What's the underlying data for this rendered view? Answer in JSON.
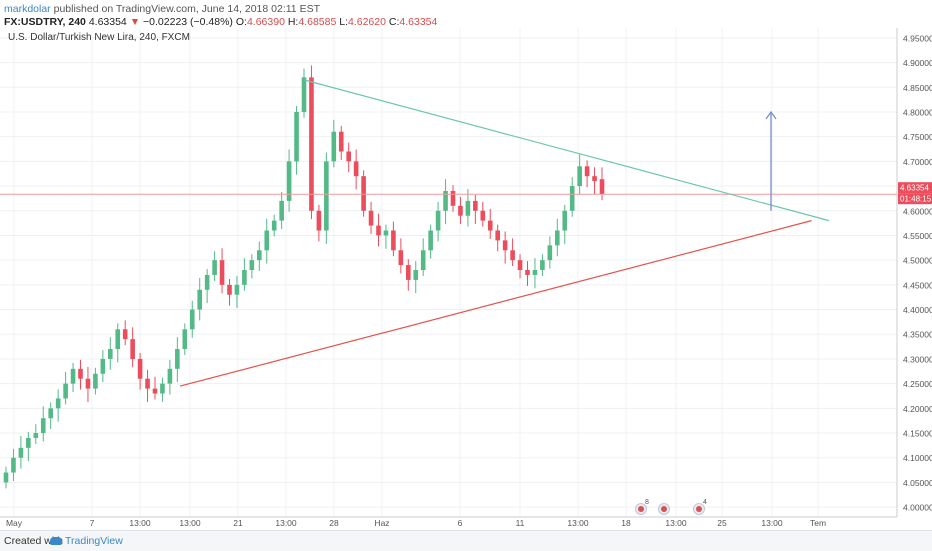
{
  "header": {
    "author": "markdolar",
    "published": "published on TradingView.com, June 14, 2018 02:11 EST",
    "symbol": "FX:USDTRY, 240",
    "last": "4.63354",
    "arrow": "▼",
    "change": "−0.02223 (−0.48%)",
    "open_label": "O:",
    "open": "4.66390",
    "high_label": "H:",
    "high": "4.68585",
    "low_label": "L:",
    "low": "4.62620",
    "close_label": "C:",
    "close": "4.63354"
  },
  "instrument_title": "U.S. Dollar/Turkish New Lira, 240, FXCM",
  "footer": {
    "created": "Created with",
    "brand": "TradingView"
  },
  "colors": {
    "up": "#53b987",
    "down": "#eb4d5c",
    "upper_line": "#6cc6a8",
    "lower_line": "#e5534b",
    "price_line": "#f19a9a",
    "price_tag": "#eb4d5c",
    "arrow": "#7a8fc9",
    "grid": "#eef0f3",
    "axis_text": "#555555"
  },
  "chart_data": {
    "type": "candlestick",
    "title": "U.S. Dollar/Turkish New Lira, 240, FXCM",
    "ylim": [
      3.98,
      4.97
    ],
    "y_ticks": [
      "4.95000",
      "4.90000",
      "4.85000",
      "4.80000",
      "4.75000",
      "4.70000",
      "4.65000",
      "4.60000",
      "4.55000",
      "4.50000",
      "4.45000",
      "4.40000",
      "4.35000",
      "4.30000",
      "4.25000",
      "4.20000",
      "4.15000",
      "4.10000",
      "4.05000",
      "4.00000"
    ],
    "x_labels": [
      "May",
      "7",
      "13:00",
      "13:00",
      "21",
      "13:00",
      "28",
      "Haz",
      "6",
      "11",
      "13:00",
      "18",
      "13:00",
      "25",
      "13:00",
      "Tem"
    ],
    "last_price_tag": "4.63354",
    "countdown_tag": "01:48:15",
    "event_badges": [
      "8",
      "",
      "4"
    ],
    "closes": [
      4.07,
      4.1,
      4.12,
      4.14,
      4.15,
      4.18,
      4.2,
      4.22,
      4.25,
      4.28,
      4.26,
      4.24,
      4.27,
      4.3,
      4.32,
      4.36,
      4.34,
      4.3,
      4.26,
      4.24,
      4.23,
      4.25,
      4.28,
      4.32,
      4.36,
      4.4,
      4.44,
      4.47,
      4.5,
      4.45,
      4.43,
      4.45,
      4.48,
      4.5,
      4.52,
      4.56,
      4.58,
      4.62,
      4.7,
      4.8,
      4.87,
      4.6,
      4.56,
      4.7,
      4.76,
      4.72,
      4.7,
      4.67,
      4.6,
      4.57,
      4.55,
      4.56,
      4.52,
      4.49,
      4.46,
      4.48,
      4.52,
      4.56,
      4.6,
      4.64,
      4.61,
      4.59,
      4.62,
      4.6,
      4.58,
      4.56,
      4.54,
      4.52,
      4.5,
      4.48,
      4.47,
      4.48,
      4.5,
      4.53,
      4.56,
      4.6,
      4.65,
      4.69,
      4.67,
      4.66,
      4.6335
    ],
    "opens": [
      4.05,
      4.07,
      4.1,
      4.12,
      4.14,
      4.15,
      4.18,
      4.2,
      4.22,
      4.25,
      4.28,
      4.26,
      4.24,
      4.27,
      4.3,
      4.32,
      4.36,
      4.34,
      4.3,
      4.26,
      4.24,
      4.23,
      4.25,
      4.28,
      4.32,
      4.36,
      4.4,
      4.44,
      4.47,
      4.5,
      4.45,
      4.43,
      4.45,
      4.48,
      4.5,
      4.52,
      4.56,
      4.58,
      4.62,
      4.7,
      4.8,
      4.87,
      4.6,
      4.56,
      4.7,
      4.76,
      4.72,
      4.7,
      4.67,
      4.6,
      4.57,
      4.55,
      4.56,
      4.52,
      4.49,
      4.46,
      4.48,
      4.52,
      4.56,
      4.6,
      4.64,
      4.61,
      4.59,
      4.62,
      4.6,
      4.58,
      4.56,
      4.54,
      4.52,
      4.5,
      4.48,
      4.47,
      4.48,
      4.5,
      4.53,
      4.56,
      4.6,
      4.65,
      4.69,
      4.67,
      4.6639
    ],
    "trend_upper": {
      "from": [
        40,
        4.865
      ],
      "to": [
        100,
        4.58
      ]
    },
    "trend_lower": {
      "from": [
        20,
        4.245
      ],
      "to": [
        99,
        4.58
      ]
    },
    "target_arrow": {
      "x": 94.5,
      "from": 4.6,
      "to": 4.8
    },
    "price_line": 4.63354
  }
}
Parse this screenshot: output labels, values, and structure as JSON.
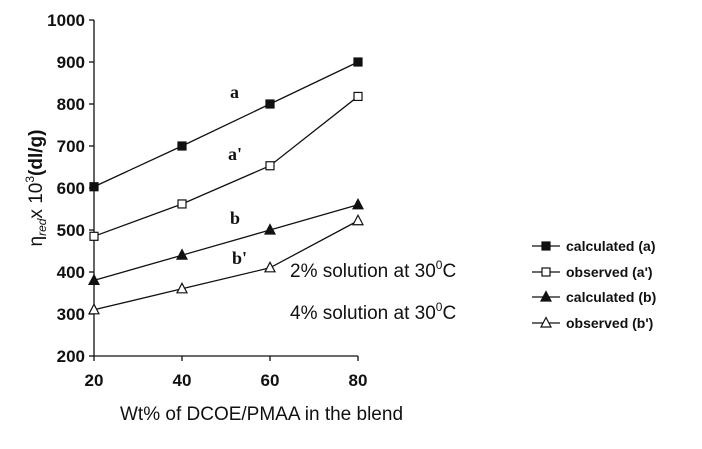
{
  "chart_data": {
    "type": "line",
    "xlabel": "Wt% of DCOE/PMAA in the blend",
    "ylabel": "η",
    "ylabel_sub": "red",
    "ylabel_rest": "x 10",
    "ylabel_sup": "3",
    "ylabel_unit": "(dl/g)",
    "xlim": [
      20,
      80
    ],
    "ylim": [
      200,
      1000
    ],
    "xticks": [
      "20",
      "40",
      "60",
      "80"
    ],
    "yticks": [
      "200",
      "300",
      "400",
      "500",
      "600",
      "700",
      "800",
      "900",
      "1000"
    ],
    "x": [
      20,
      40,
      60,
      80
    ],
    "grid": false,
    "legend_position": "right",
    "series": [
      {
        "name": "calculated (a)",
        "label": "a",
        "marker": "filled-square",
        "values": [
          603,
          700,
          800,
          900
        ]
      },
      {
        "name": "observed  (a')",
        "label": "a'",
        "marker": "open-square",
        "values": [
          485,
          562,
          653,
          818
        ]
      },
      {
        "name": "calculated (b)",
        "label": "b",
        "marker": "filled-triangle",
        "values": [
          380,
          440,
          500,
          560
        ]
      },
      {
        "name": "observed (b')",
        "label": "b'",
        "marker": "open-triangle",
        "values": [
          310,
          360,
          410,
          522
        ]
      }
    ],
    "annotations": [
      {
        "id": "note1",
        "pre": "2% solution at 30",
        "sup": "0",
        "post": "C"
      },
      {
        "id": "note2",
        "pre": "4% solution at 30",
        "sup": "0",
        "post": "C"
      }
    ]
  }
}
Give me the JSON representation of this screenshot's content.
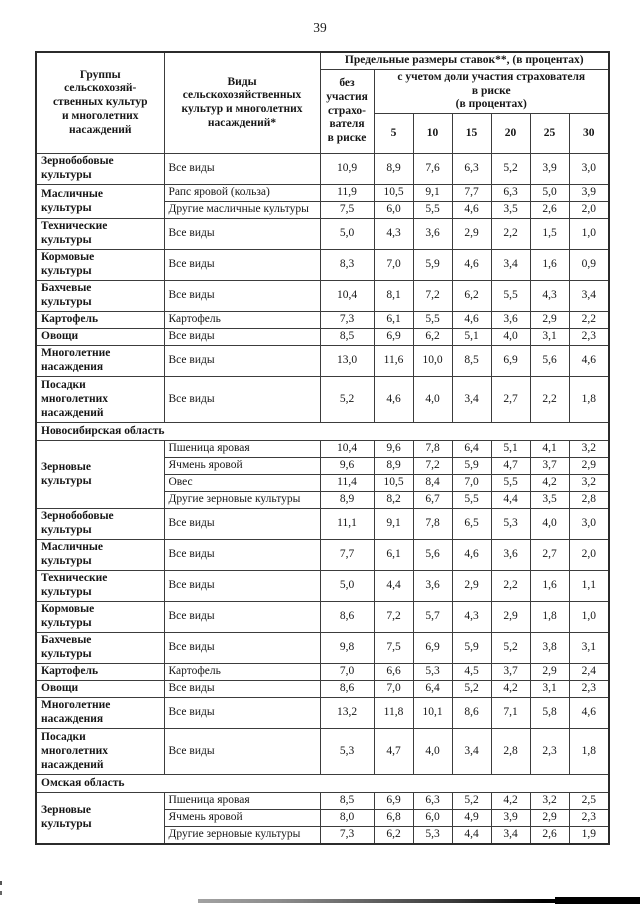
{
  "page": {
    "number": "39"
  },
  "table": {
    "header": {
      "groups": "Группы\nсельскохозяй-\nственных культур\nи многолетних\nнасаждений",
      "kinds": "Виды\nсельскохозяйственных\nкультур и многолетних\nнасаждений*",
      "rates_title": "Предельные размеры ставок**,  (в процентах)",
      "no_participation": "без\nучастия\nстрахо-\nвателя\nв риске",
      "with_participation": "с учетом доли участия страхователя\nв риске\n(в процентах)",
      "percentages": [
        "5",
        "10",
        "15",
        "20",
        "25",
        "30"
      ]
    },
    "sections": [
      {
        "region": null,
        "groups": [
          {
            "name": "Зернобобовые\nкультуры",
            "rows": [
              {
                "kind": "Все виды",
                "values": [
                  "10,9",
                  "8,9",
                  "7,6",
                  "6,3",
                  "5,2",
                  "3,9",
                  "3,0"
                ]
              }
            ]
          },
          {
            "name": "Масличные\nкультуры",
            "rows": [
              {
                "kind": "Рапс яровой (кольза)",
                "values": [
                  "11,9",
                  "10,5",
                  "9,1",
                  "7,7",
                  "6,3",
                  "5,0",
                  "3,9"
                ]
              },
              {
                "kind": "Другие масличные культуры",
                "values": [
                  "7,5",
                  "6,0",
                  "5,5",
                  "4,6",
                  "3,5",
                  "2,6",
                  "2,0"
                ]
              }
            ]
          },
          {
            "name": "Технические\nкультуры",
            "rows": [
              {
                "kind": "Все виды",
                "values": [
                  "5,0",
                  "4,3",
                  "3,6",
                  "2,9",
                  "2,2",
                  "1,5",
                  "1,0"
                ]
              }
            ]
          },
          {
            "name": "Кормовые\nкультуры",
            "rows": [
              {
                "kind": "Все виды",
                "values": [
                  "8,3",
                  "7,0",
                  "5,9",
                  "4,6",
                  "3,4",
                  "1,6",
                  "0,9"
                ]
              }
            ]
          },
          {
            "name": "Бахчевые\nкультуры",
            "rows": [
              {
                "kind": "Все виды",
                "values": [
                  "10,4",
                  "8,1",
                  "7,2",
                  "6,2",
                  "5,5",
                  "4,3",
                  "3,4"
                ]
              }
            ]
          },
          {
            "name": "Картофель",
            "rows": [
              {
                "kind": "Картофель",
                "values": [
                  "7,3",
                  "6,1",
                  "5,5",
                  "4,6",
                  "3,6",
                  "2,9",
                  "2,2"
                ]
              }
            ]
          },
          {
            "name": "Овощи",
            "rows": [
              {
                "kind": "Все виды",
                "values": [
                  "8,5",
                  "6,9",
                  "6,2",
                  "5,1",
                  "4,0",
                  "3,1",
                  "2,3"
                ]
              }
            ]
          },
          {
            "name": "Многолетние\nнасаждения",
            "rows": [
              {
                "kind": "Все виды",
                "values": [
                  "13,0",
                  "11,6",
                  "10,0",
                  "8,5",
                  "6,9",
                  "5,6",
                  "4,6"
                ]
              }
            ]
          },
          {
            "name": "Посадки\nмноголетних\nнасаждений",
            "rows": [
              {
                "kind": "Все виды",
                "values": [
                  "5,2",
                  "4,6",
                  "4,0",
                  "3,4",
                  "2,7",
                  "2,2",
                  "1,8"
                ]
              }
            ]
          }
        ]
      },
      {
        "region": "Новосибирская область",
        "groups": [
          {
            "name": "Зерновые\nкультуры",
            "rows": [
              {
                "kind": "Пшеница яровая",
                "values": [
                  "10,4",
                  "9,6",
                  "7,8",
                  "6,4",
                  "5,1",
                  "4,1",
                  "3,2"
                ]
              },
              {
                "kind": "Ячмень яровой",
                "values": [
                  "9,6",
                  "8,9",
                  "7,2",
                  "5,9",
                  "4,7",
                  "3,7",
                  "2,9"
                ]
              },
              {
                "kind": "Овес",
                "values": [
                  "11,4",
                  "10,5",
                  "8,4",
                  "7,0",
                  "5,5",
                  "4,2",
                  "3,2"
                ]
              },
              {
                "kind": "Другие зерновые культуры",
                "values": [
                  "8,9",
                  "8,2",
                  "6,7",
                  "5,5",
                  "4,4",
                  "3,5",
                  "2,8"
                ]
              }
            ]
          },
          {
            "name": "Зернобобовые\nкультуры",
            "rows": [
              {
                "kind": "Все виды",
                "values": [
                  "11,1",
                  "9,1",
                  "7,8",
                  "6,5",
                  "5,3",
                  "4,0",
                  "3,0"
                ]
              }
            ]
          },
          {
            "name": "Масличные\nкультуры",
            "rows": [
              {
                "kind": "Все виды",
                "values": [
                  "7,7",
                  "6,1",
                  "5,6",
                  "4,6",
                  "3,6",
                  "2,7",
                  "2,0"
                ]
              }
            ]
          },
          {
            "name": "Технические\nкультуры",
            "rows": [
              {
                "kind": "Все виды",
                "values": [
                  "5,0",
                  "4,4",
                  "3,6",
                  "2,9",
                  "2,2",
                  "1,6",
                  "1,1"
                ]
              }
            ]
          },
          {
            "name": "Кормовые\nкультуры",
            "rows": [
              {
                "kind": "Все виды",
                "values": [
                  "8,6",
                  "7,2",
                  "5,7",
                  "4,3",
                  "2,9",
                  "1,8",
                  "1,0"
                ]
              }
            ]
          },
          {
            "name": "Бахчевые\nкультуры",
            "rows": [
              {
                "kind": "Все виды",
                "values": [
                  "9,8",
                  "7,5",
                  "6,9",
                  "5,9",
                  "5,2",
                  "3,8",
                  "3,1"
                ]
              }
            ]
          },
          {
            "name": "Картофель",
            "rows": [
              {
                "kind": "Картофель",
                "values": [
                  "7,0",
                  "6,6",
                  "5,3",
                  "4,5",
                  "3,7",
                  "2,9",
                  "2,4"
                ]
              }
            ]
          },
          {
            "name": "Овощи",
            "rows": [
              {
                "kind": "Все виды",
                "values": [
                  "8,6",
                  "7,0",
                  "6,4",
                  "5,2",
                  "4,2",
                  "3,1",
                  "2,3"
                ]
              }
            ]
          },
          {
            "name": "Многолетние\nнасаждения",
            "rows": [
              {
                "kind": "Все виды",
                "values": [
                  "13,2",
                  "11,8",
                  "10,1",
                  "8,6",
                  "7,1",
                  "5,8",
                  "4,6"
                ]
              }
            ]
          },
          {
            "name": "Посадки\nмноголетних\nнасаждений",
            "rows": [
              {
                "kind": "Все виды",
                "values": [
                  "5,3",
                  "4,7",
                  "4,0",
                  "3,4",
                  "2,8",
                  "2,3",
                  "1,8"
                ]
              }
            ]
          }
        ]
      },
      {
        "region": "Омская область",
        "groups": [
          {
            "name": "Зерновые\nкультуры",
            "rows": [
              {
                "kind": "Пшеница яровая",
                "values": [
                  "8,5",
                  "6,9",
                  "6,3",
                  "5,2",
                  "4,2",
                  "3,2",
                  "2,5"
                ]
              },
              {
                "kind": "Ячмень яровой",
                "values": [
                  "8,0",
                  "6,8",
                  "6,0",
                  "4,9",
                  "3,9",
                  "2,9",
                  "2,3"
                ]
              },
              {
                "kind": "Другие зерновые культуры",
                "values": [
                  "7,3",
                  "6,2",
                  "5,3",
                  "4,4",
                  "3,4",
                  "2,6",
                  "1,9"
                ]
              }
            ]
          }
        ]
      }
    ]
  }
}
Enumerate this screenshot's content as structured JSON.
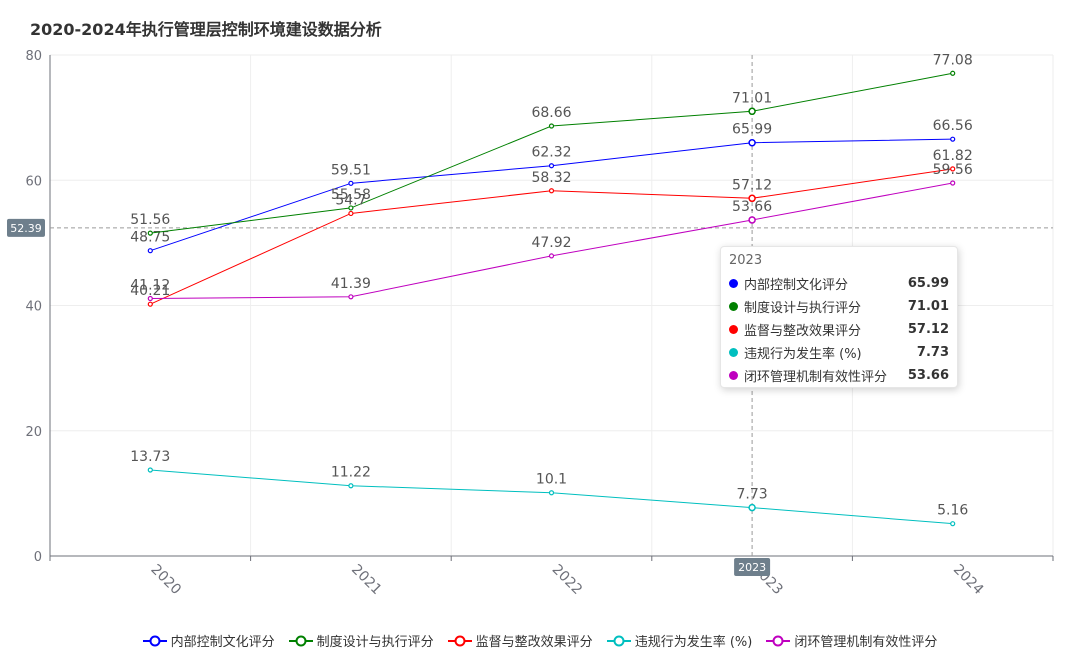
{
  "chart_data": {
    "type": "line",
    "title": "2020-2024年执行管理层控制环境建设数据分析",
    "categories": [
      "2020",
      "2021",
      "2022",
      "2023",
      "2024"
    ],
    "ylim": [
      0,
      80
    ],
    "yticks": [
      0,
      20,
      40,
      60,
      80
    ],
    "grid": true,
    "legend_position": "bottom",
    "series": [
      {
        "name": "内部控制文化评分",
        "color": "#0000ff",
        "values": [
          48.75,
          59.51,
          62.32,
          65.99,
          66.56
        ],
        "labels": [
          "48.75",
          "59.51",
          "62.32",
          "65.99",
          "66.56"
        ]
      },
      {
        "name": "制度设计与执行评分",
        "color": "#008000",
        "values": [
          51.56,
          55.58,
          68.66,
          71.01,
          77.08
        ],
        "labels": [
          "51.56",
          "55.58",
          "68.66",
          "71.01",
          "77.08"
        ]
      },
      {
        "name": "监督与整改效果评分",
        "color": "#ff0000",
        "values": [
          40.21,
          54.7,
          58.32,
          57.12,
          61.82
        ],
        "labels": [
          "40.21",
          "54.7",
          "58.32",
          "57.12",
          "61.82"
        ]
      },
      {
        "name": "违规行为发生率 (%)",
        "color": "#00bfbf",
        "values": [
          13.73,
          11.22,
          10.1,
          7.73,
          5.16
        ],
        "labels": [
          "13.73",
          "11.22",
          "10.1",
          "7.73",
          "5.16"
        ]
      },
      {
        "name": "闭环管理机制有效性评分",
        "color": "#bf00bf",
        "values": [
          41.12,
          41.39,
          47.92,
          53.66,
          59.56
        ],
        "labels": [
          "41.12",
          "41.39",
          "47.92",
          "53.66",
          "59.56"
        ]
      }
    ],
    "crosshair": {
      "x_category": "2023",
      "y_value": 52.39,
      "x_label": "2023",
      "y_label": "52.39"
    },
    "tooltip": {
      "header": "2023",
      "rows": [
        {
          "name": "内部控制文化评分",
          "value": "65.99",
          "color": "#0000ff"
        },
        {
          "name": "制度设计与执行评分",
          "value": "71.01",
          "color": "#008000"
        },
        {
          "name": "监督与整改效果评分",
          "value": "57.12",
          "color": "#ff0000"
        },
        {
          "name": "违规行为发生率 (%)",
          "value": "7.73",
          "color": "#00bfbf"
        },
        {
          "name": "闭环管理机制有效性评分",
          "value": "53.66",
          "color": "#bf00bf"
        }
      ]
    }
  }
}
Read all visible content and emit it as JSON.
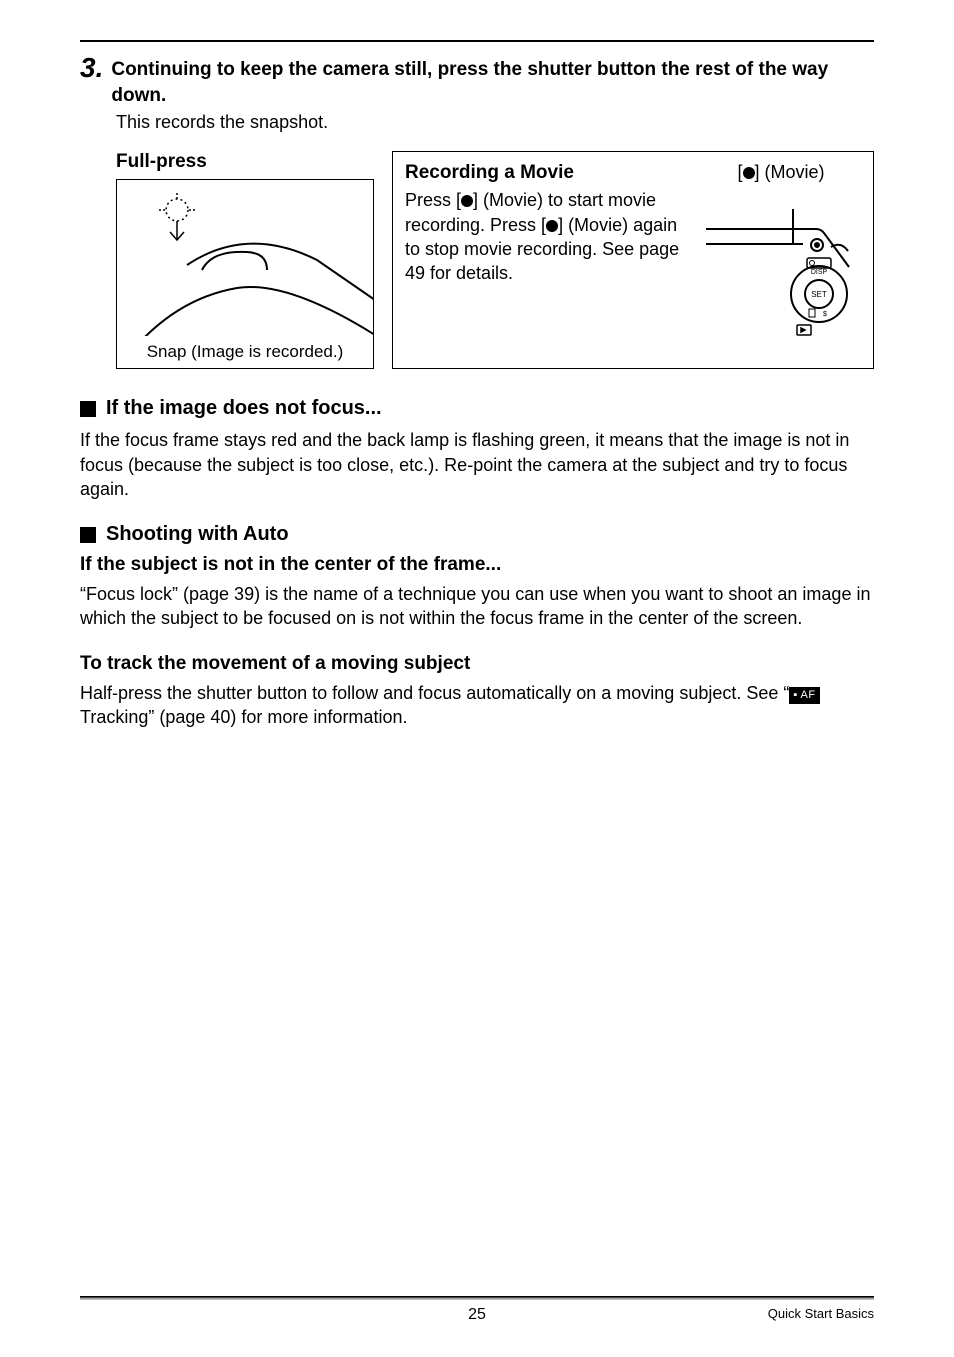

════

For the data above, state only how many lines include the word "calculated".

(Answer to this problem): 2